REQUIRED WORK:
Each entry below is to be transcribed exactly.

Items from a dataset:
+===+
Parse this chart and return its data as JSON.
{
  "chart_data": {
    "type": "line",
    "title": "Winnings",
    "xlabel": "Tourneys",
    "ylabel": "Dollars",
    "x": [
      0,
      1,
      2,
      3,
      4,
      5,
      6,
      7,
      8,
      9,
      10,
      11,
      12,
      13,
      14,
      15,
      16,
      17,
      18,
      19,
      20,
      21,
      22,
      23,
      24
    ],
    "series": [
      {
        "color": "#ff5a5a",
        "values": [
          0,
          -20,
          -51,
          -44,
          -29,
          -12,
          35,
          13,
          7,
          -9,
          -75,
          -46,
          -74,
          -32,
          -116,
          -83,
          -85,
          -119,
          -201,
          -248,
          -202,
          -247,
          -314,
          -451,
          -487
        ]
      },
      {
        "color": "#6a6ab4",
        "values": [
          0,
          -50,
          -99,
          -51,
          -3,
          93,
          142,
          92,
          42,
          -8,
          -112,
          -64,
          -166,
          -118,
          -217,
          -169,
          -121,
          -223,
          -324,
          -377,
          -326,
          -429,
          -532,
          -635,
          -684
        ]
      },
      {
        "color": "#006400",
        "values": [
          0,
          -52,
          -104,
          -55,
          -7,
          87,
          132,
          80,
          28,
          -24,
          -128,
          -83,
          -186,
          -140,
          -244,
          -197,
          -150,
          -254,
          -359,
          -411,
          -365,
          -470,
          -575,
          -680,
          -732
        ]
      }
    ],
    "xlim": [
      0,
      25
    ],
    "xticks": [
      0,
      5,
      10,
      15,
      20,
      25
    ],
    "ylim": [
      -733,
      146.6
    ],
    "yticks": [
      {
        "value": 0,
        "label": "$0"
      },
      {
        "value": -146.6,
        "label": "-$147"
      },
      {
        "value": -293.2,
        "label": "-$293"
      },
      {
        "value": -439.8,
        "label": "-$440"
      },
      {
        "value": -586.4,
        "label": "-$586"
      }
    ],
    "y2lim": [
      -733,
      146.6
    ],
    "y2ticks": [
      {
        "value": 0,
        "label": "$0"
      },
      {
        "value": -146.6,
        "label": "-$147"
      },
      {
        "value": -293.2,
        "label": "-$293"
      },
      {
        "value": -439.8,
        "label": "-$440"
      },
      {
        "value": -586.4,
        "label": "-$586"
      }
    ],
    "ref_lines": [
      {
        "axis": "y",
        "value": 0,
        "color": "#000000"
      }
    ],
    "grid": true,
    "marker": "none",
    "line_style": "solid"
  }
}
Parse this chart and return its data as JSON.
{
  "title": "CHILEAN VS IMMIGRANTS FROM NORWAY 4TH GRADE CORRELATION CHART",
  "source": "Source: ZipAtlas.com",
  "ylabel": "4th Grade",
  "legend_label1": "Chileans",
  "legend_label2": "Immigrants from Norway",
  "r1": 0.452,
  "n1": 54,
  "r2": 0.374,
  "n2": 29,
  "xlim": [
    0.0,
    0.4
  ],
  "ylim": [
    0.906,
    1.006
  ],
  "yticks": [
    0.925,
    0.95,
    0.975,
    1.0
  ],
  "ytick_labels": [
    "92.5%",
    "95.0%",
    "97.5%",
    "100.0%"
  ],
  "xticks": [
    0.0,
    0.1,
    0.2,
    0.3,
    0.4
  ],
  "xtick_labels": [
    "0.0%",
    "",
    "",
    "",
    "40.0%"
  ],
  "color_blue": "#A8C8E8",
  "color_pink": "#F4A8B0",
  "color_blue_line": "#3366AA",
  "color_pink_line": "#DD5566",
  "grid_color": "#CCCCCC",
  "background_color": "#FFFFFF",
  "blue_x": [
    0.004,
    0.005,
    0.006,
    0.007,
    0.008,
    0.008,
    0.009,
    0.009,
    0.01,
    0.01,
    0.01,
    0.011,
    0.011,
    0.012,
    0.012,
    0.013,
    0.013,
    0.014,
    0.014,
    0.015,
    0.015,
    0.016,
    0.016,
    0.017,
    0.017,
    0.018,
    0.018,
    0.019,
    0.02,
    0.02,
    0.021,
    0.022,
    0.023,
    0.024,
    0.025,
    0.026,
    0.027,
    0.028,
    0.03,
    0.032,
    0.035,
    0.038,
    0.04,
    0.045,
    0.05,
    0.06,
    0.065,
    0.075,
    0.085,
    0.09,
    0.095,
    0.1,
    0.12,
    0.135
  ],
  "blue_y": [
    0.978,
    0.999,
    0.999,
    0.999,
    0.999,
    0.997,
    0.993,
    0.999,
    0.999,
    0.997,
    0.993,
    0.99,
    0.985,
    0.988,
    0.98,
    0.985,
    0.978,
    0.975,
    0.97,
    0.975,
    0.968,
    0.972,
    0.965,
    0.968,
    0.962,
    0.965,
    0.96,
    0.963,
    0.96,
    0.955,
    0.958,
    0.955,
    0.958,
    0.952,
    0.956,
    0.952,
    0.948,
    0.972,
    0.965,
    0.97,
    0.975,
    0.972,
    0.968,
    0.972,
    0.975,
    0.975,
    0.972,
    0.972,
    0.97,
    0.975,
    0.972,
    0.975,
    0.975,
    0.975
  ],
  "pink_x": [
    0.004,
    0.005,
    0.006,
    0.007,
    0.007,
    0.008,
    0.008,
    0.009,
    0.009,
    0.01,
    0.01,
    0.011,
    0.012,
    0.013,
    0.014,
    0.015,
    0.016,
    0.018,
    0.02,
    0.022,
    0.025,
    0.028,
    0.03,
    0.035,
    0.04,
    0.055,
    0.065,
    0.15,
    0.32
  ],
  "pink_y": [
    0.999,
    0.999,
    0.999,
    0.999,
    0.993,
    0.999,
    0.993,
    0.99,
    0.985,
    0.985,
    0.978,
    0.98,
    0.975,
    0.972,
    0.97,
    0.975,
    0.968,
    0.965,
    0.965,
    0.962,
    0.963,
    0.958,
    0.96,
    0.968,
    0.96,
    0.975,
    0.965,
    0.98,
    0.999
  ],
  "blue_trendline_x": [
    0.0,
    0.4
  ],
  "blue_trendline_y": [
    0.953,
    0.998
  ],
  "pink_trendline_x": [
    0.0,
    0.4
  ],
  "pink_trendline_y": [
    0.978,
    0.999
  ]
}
+===+
RESULT OF THIS TASK:
Parse this chart and return its data as JSON.
{
  "chart_data": {
    "type": "line",
    "title": "Winnings",
    "xlabel": "Tourneys",
    "ylabel": "Dollars",
    "x": [
      0,
      1,
      2,
      3,
      4,
      5,
      6,
      7,
      8,
      9,
      10,
      11,
      12,
      13,
      14,
      15,
      16,
      17,
      18,
      19,
      20,
      21,
      22,
      23,
      24
    ],
    "series": [
      {
        "color": "#ff5a5a",
        "values": [
          0,
          -20,
          -51,
          -44,
          -29,
          -12,
          35,
          13,
          7,
          -9,
          -75,
          -46,
          -74,
          -32,
          -116,
          -83,
          -85,
          -119,
          -201,
          -248,
          -202,
          -247,
          -314,
          -451,
          -487
        ]
      },
      {
        "color": "#6a6ab4",
        "values": [
          0,
          -50,
          -99,
          -51,
          -3,
          93,
          142,
          92,
          42,
          -8,
          -112,
          -64,
          -166,
          -118,
          -217,
          -169,
          -121,
          -223,
          -324,
          -377,
          -326,
          -429,
          -532,
          -635,
          -684
        ]
      },
      {
        "color": "#006400",
        "values": [
          0,
          -52,
          -104,
          -55,
          -7,
          87,
          132,
          80,
          28,
          -24,
          -128,
          -83,
          -186,
          -140,
          -244,
          -197,
          -150,
          -254,
          -359,
          -411,
          -365,
          -470,
          -575,
          -680,
          -732
        ]
      }
    ],
    "xlim": [
      0,
      25
    ],
    "xticks": [
      0,
      5,
      10,
      15,
      20,
      25
    ],
    "ylim": [
      -733,
      146.6
    ],
    "yticks": [
      {
        "value": 0,
        "label": "$0"
      },
      {
        "value": -146.6,
        "label": "-$147"
      },
      {
        "value": -293.2,
        "label": "-$293"
      },
      {
        "value": -439.8,
        "label": "-$440"
      },
      {
        "value": -586.4,
        "label": "-$586"
      }
    ],
    "y2lim": [
      -733,
      146.6
    ],
    "y2ticks": [
      {
        "value": 0,
        "label": "$0"
      },
      {
        "value": -146.6,
        "label": "-$147"
      },
      {
        "value": -293.2,
        "label": "-$293"
      },
      {
        "value": -439.8,
        "label": "-$440"
      },
      {
        "value": -586.4,
        "label": "-$586"
      }
    ],
    "ref_lines": [
      {
        "axis": "y",
        "value": 0,
        "color": "#000000"
      }
    ],
    "grid": true,
    "marker": "none",
    "line_style": "solid"
  }
}
Parse this chart and return its data as JSON.
{
  "title": "CHILEAN VS IMMIGRANTS FROM NORWAY 4TH GRADE CORRELATION CHART",
  "source": "Source: ZipAtlas.com",
  "ylabel": "4th Grade",
  "legend_label1": "Chileans",
  "legend_label2": "Immigrants from Norway",
  "r1": 0.452,
  "n1": 54,
  "r2": 0.374,
  "n2": 29,
  "xlim": [
    0.0,
    0.4
  ],
  "ylim": [
    0.906,
    1.006
  ],
  "yticks": [
    0.925,
    0.95,
    0.975,
    1.0
  ],
  "ytick_labels": [
    "92.5%",
    "95.0%",
    "97.5%",
    "100.0%"
  ],
  "xticks": [
    0.0,
    0.1,
    0.2,
    0.3,
    0.4
  ],
  "xtick_labels": [
    "0.0%",
    "",
    "",
    "",
    "40.0%"
  ],
  "color_blue": "#A8C8E8",
  "color_pink": "#F4A8B0",
  "color_blue_line": "#3366AA",
  "color_pink_line": "#DD5566",
  "grid_color": "#CCCCCC",
  "background_color": "#FFFFFF",
  "blue_x": [
    0.004,
    0.005,
    0.006,
    0.007,
    0.008,
    0.008,
    0.009,
    0.009,
    0.01,
    0.01,
    0.01,
    0.011,
    0.011,
    0.012,
    0.012,
    0.013,
    0.013,
    0.014,
    0.014,
    0.015,
    0.015,
    0.016,
    0.016,
    0.017,
    0.017,
    0.018,
    0.018,
    0.019,
    0.02,
    0.02,
    0.021,
    0.022,
    0.023,
    0.024,
    0.025,
    0.026,
    0.027,
    0.028,
    0.03,
    0.032,
    0.035,
    0.038,
    0.04,
    0.045,
    0.05,
    0.06,
    0.065,
    0.075,
    0.085,
    0.09,
    0.095,
    0.1,
    0.12,
    0.135
  ],
  "blue_y": [
    0.978,
    0.999,
    0.999,
    0.999,
    0.999,
    0.997,
    0.993,
    0.999,
    0.999,
    0.997,
    0.993,
    0.99,
    0.985,
    0.988,
    0.98,
    0.985,
    0.978,
    0.975,
    0.97,
    0.975,
    0.968,
    0.972,
    0.965,
    0.968,
    0.962,
    0.965,
    0.96,
    0.963,
    0.96,
    0.955,
    0.958,
    0.955,
    0.958,
    0.952,
    0.956,
    0.952,
    0.948,
    0.972,
    0.965,
    0.97,
    0.975,
    0.972,
    0.968,
    0.972,
    0.975,
    0.975,
    0.972,
    0.972,
    0.97,
    0.975,
    0.972,
    0.975,
    0.975,
    0.975
  ],
  "pink_x": [
    0.004,
    0.005,
    0.006,
    0.007,
    0.007,
    0.008,
    0.008,
    0.009,
    0.009,
    0.01,
    0.01,
    0.011,
    0.012,
    0.013,
    0.014,
    0.015,
    0.016,
    0.018,
    0.02,
    0.022,
    0.025,
    0.028,
    0.03,
    0.035,
    0.04,
    0.055,
    0.065,
    0.15,
    0.32
  ],
  "pink_y": [
    0.999,
    0.999,
    0.999,
    0.999,
    0.993,
    0.999,
    0.993,
    0.99,
    0.985,
    0.985,
    0.978,
    0.98,
    0.975,
    0.972,
    0.97,
    0.975,
    0.968,
    0.965,
    0.965,
    0.962,
    0.963,
    0.958,
    0.96,
    0.968,
    0.96,
    0.975,
    0.965,
    0.98,
    0.999
  ],
  "blue_trendline_x": [
    0.0,
    0.4
  ],
  "blue_trendline_y": [
    0.953,
    0.998
  ],
  "pink_trendline_x": [
    0.0,
    0.4
  ],
  "pink_trendline_y": [
    0.978,
    0.999
  ]
}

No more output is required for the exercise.